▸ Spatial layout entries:
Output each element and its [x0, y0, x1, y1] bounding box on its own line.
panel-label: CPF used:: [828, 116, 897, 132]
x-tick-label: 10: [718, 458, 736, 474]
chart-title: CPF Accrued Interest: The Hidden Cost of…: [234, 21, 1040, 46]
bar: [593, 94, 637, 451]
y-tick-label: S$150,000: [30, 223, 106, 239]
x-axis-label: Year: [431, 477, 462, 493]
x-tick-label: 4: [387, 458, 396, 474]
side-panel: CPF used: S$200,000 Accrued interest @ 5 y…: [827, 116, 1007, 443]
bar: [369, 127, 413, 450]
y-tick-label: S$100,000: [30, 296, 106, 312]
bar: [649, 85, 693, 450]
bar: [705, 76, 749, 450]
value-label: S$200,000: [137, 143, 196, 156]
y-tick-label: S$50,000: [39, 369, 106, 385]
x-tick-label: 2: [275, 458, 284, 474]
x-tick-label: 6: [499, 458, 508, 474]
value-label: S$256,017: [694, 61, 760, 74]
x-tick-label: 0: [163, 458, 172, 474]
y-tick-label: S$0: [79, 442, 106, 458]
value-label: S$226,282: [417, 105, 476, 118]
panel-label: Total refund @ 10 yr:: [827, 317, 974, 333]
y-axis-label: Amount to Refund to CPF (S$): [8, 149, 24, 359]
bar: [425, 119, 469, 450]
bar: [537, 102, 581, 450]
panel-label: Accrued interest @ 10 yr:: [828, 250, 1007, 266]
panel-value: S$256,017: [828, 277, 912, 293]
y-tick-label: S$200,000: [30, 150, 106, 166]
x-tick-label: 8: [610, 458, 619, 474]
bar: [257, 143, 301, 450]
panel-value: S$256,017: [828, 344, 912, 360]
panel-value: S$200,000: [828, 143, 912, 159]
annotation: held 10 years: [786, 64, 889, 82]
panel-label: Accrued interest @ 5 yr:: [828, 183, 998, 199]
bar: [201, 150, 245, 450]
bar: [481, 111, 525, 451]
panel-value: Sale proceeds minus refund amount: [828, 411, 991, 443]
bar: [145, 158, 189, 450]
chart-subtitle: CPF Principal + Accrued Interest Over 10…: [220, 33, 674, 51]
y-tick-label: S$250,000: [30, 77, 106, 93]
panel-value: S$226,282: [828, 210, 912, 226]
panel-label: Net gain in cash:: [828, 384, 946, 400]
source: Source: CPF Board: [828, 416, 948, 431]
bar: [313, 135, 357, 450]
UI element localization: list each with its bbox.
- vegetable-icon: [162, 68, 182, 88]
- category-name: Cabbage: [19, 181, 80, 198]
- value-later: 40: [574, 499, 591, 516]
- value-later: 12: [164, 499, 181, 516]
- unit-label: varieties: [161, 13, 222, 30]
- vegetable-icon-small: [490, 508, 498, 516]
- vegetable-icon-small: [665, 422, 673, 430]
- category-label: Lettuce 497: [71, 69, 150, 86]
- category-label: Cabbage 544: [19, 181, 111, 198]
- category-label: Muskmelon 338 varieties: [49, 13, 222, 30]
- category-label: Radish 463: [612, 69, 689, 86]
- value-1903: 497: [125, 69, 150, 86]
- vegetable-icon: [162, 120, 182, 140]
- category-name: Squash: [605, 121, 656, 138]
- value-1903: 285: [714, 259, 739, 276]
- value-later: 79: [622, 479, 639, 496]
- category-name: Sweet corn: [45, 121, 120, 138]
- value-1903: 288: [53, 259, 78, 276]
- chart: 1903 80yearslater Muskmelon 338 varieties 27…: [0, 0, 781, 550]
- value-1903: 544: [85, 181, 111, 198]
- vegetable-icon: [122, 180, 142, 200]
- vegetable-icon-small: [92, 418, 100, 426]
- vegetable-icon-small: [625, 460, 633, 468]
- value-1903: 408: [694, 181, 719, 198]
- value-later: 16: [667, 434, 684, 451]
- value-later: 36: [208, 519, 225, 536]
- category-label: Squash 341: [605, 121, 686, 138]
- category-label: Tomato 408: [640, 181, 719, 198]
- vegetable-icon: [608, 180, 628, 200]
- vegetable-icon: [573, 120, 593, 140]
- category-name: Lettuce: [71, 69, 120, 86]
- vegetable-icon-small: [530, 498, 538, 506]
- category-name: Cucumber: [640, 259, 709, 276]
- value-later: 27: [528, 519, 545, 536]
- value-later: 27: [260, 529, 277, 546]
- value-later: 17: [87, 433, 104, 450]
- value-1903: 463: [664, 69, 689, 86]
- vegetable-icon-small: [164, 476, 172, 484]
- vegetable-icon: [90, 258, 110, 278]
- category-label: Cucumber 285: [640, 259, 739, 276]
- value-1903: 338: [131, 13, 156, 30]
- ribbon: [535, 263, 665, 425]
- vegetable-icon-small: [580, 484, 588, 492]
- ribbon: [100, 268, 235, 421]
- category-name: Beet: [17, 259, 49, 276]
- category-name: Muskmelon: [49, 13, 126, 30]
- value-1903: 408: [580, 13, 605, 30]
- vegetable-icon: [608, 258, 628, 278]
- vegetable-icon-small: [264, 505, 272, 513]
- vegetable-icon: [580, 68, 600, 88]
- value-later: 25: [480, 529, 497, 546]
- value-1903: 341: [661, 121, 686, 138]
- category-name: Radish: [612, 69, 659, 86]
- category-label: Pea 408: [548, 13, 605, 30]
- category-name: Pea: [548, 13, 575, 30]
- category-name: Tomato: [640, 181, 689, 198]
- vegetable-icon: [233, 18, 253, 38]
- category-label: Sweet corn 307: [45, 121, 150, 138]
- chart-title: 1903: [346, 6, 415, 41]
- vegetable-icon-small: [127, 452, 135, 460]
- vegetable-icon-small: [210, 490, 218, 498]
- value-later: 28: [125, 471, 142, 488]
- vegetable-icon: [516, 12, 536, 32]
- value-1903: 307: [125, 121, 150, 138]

▸ Exercise details:
Retype every line of the material above, keeping each character unchanged.

▸ Response:
Output each element and its [x0, y0, x1, y1] bounding box on its own line.
panel-label: CPF used:: [828, 116, 897, 132]
x-tick-label: 10: [718, 458, 736, 474]
chart-title: CPF Accrued Interest: The Hidden Cost of…: [234, 21, 1040, 46]
bar: [593, 94, 637, 451]
y-tick-label: S$150,000: [30, 223, 106, 239]
x-axis-label: Year: [431, 477, 462, 493]
x-tick-label: 4: [387, 458, 396, 474]
side-panel: CPF used: S$200,000 Accrued interest @ 5 y…: [827, 116, 1007, 443]
bar: [369, 127, 413, 450]
y-tick-label: S$100,000: [30, 296, 106, 312]
bar: [649, 85, 693, 450]
bar: [705, 76, 749, 450]
value-label: S$200,000: [137, 143, 196, 156]
y-tick-label: S$50,000: [39, 369, 106, 385]
x-tick-label: 2: [275, 458, 284, 474]
x-tick-label: 6: [499, 458, 508, 474]
value-label: S$256,017: [694, 61, 760, 74]
x-tick-label: 0: [163, 458, 172, 474]
y-tick-label: S$0: [79, 442, 106, 458]
value-label: S$226,282: [417, 105, 476, 118]
panel-label: Total refund @ 10 yr:: [827, 317, 974, 333]
y-axis-label: Amount to Refund to CPF (S$): [8, 149, 24, 359]
bar: [425, 119, 469, 450]
bar: [537, 102, 581, 450]
panel-label: Accrued interest @ 10 yr:: [828, 250, 1007, 266]
panel-value: S$256,017: [828, 277, 912, 293]
y-tick-label: S$200,000: [30, 150, 106, 166]
x-tick-label: 8: [610, 458, 619, 474]
bar: [257, 143, 301, 450]
panel-value: S$256,017: [828, 344, 912, 360]
panel-value: S$200,000: [828, 143, 912, 159]
annotation: held 10 years: [786, 64, 889, 82]
panel-label: Accrued interest @ 5 yr:: [828, 183, 998, 199]
bar: [201, 150, 245, 450]
bar: [481, 111, 525, 451]
panel-value: Sale proceeds minus refund amount: [828, 411, 991, 443]
bar: [145, 158, 189, 450]
chart-subtitle: CPF Principal + Accrued Interest Over 10…: [220, 33, 674, 51]
y-tick-label: S$250,000: [30, 77, 106, 93]
panel-value: S$226,282: [828, 210, 912, 226]
panel-label: Net gain in cash:: [828, 384, 946, 400]
source: Source: CPF Board: [828, 416, 948, 431]
bar: [313, 135, 357, 450]
UI element localization: list each with its bbox.
- vegetable-icon: [162, 68, 182, 88]
- category-name: Cabbage: [19, 181, 80, 198]
- value-later: 40: [574, 499, 591, 516]
- value-later: 12: [164, 499, 181, 516]
- unit-label: varieties: [161, 13, 222, 30]
- vegetable-icon-small: [490, 508, 498, 516]
- vegetable-icon-small: [665, 422, 673, 430]
- category-label: Lettuce 497: [71, 69, 150, 86]
- category-label: Cabbage 544: [19, 181, 111, 198]
- category-label: Muskmelon 338 varieties: [49, 13, 222, 30]
- category-label: Radish 463: [612, 69, 689, 86]
- value-1903: 497: [125, 69, 150, 86]
- vegetable-icon: [162, 120, 182, 140]
- category-name: Squash: [605, 121, 656, 138]
- value-1903: 285: [714, 259, 739, 276]
- value-later: 79: [622, 479, 639, 496]
- category-name: Sweet corn: [45, 121, 120, 138]
- value-1903: 288: [53, 259, 78, 276]
- chart: 1903 80yearslater Muskmelon 338 varieties 27…: [0, 0, 781, 550]
- value-1903: 544: [85, 181, 111, 198]
- vegetable-icon: [122, 180, 142, 200]
- vegetable-icon-small: [92, 418, 100, 426]
- vegetable-icon-small: [625, 460, 633, 468]
- value-1903: 408: [694, 181, 719, 198]
- value-later: 16: [667, 434, 684, 451]
- value-later: 36: [208, 519, 225, 536]
- category-label: Squash 341: [605, 121, 686, 138]
- category-label: Tomato 408: [640, 181, 719, 198]
- vegetable-icon: [608, 180, 628, 200]
- vegetable-icon: [573, 120, 593, 140]
- category-name: Lettuce: [71, 69, 120, 86]
- vegetable-icon-small: [530, 498, 538, 506]
- category-name: Cucumber: [640, 259, 709, 276]
- value-later: 27: [528, 519, 545, 536]
- value-later: 27: [260, 529, 277, 546]
- value-later: 17: [87, 433, 104, 450]
- value-1903: 463: [664, 69, 689, 86]
- vegetable-icon-small: [164, 476, 172, 484]
- vegetable-icon: [90, 258, 110, 278]
- category-label: Cucumber 285: [640, 259, 739, 276]
- value-1903: 338: [131, 13, 156, 30]
- ribbon: [535, 263, 665, 425]
- vegetable-icon-small: [580, 484, 588, 492]
- ribbon: [100, 268, 235, 421]
- category-name: Beet: [17, 259, 49, 276]
- category-name: Muskmelon: [49, 13, 126, 30]
- value-1903: 408: [580, 13, 605, 30]
- vegetable-icon: [608, 258, 628, 278]
- vegetable-icon-small: [264, 505, 272, 513]
- vegetable-icon: [580, 68, 600, 88]
- value-later: 25: [480, 529, 497, 546]
- value-1903: 341: [661, 121, 686, 138]
- category-name: Radish: [612, 69, 659, 86]
- category-label: Pea 408: [548, 13, 605, 30]
- category-name: Pea: [548, 13, 575, 30]
- category-name: Tomato: [640, 181, 689, 198]
- vegetable-icon: [233, 18, 253, 38]
- category-label: Sweet corn 307: [45, 121, 150, 138]
- chart-title: 1903: [346, 6, 415, 41]
- vegetable-icon-small: [127, 452, 135, 460]
- vegetable-icon-small: [210, 490, 218, 498]
- value-later: 28: [125, 471, 142, 488]
- vegetable-icon: [516, 12, 536, 32]
- value-1903: 307: [125, 121, 150, 138]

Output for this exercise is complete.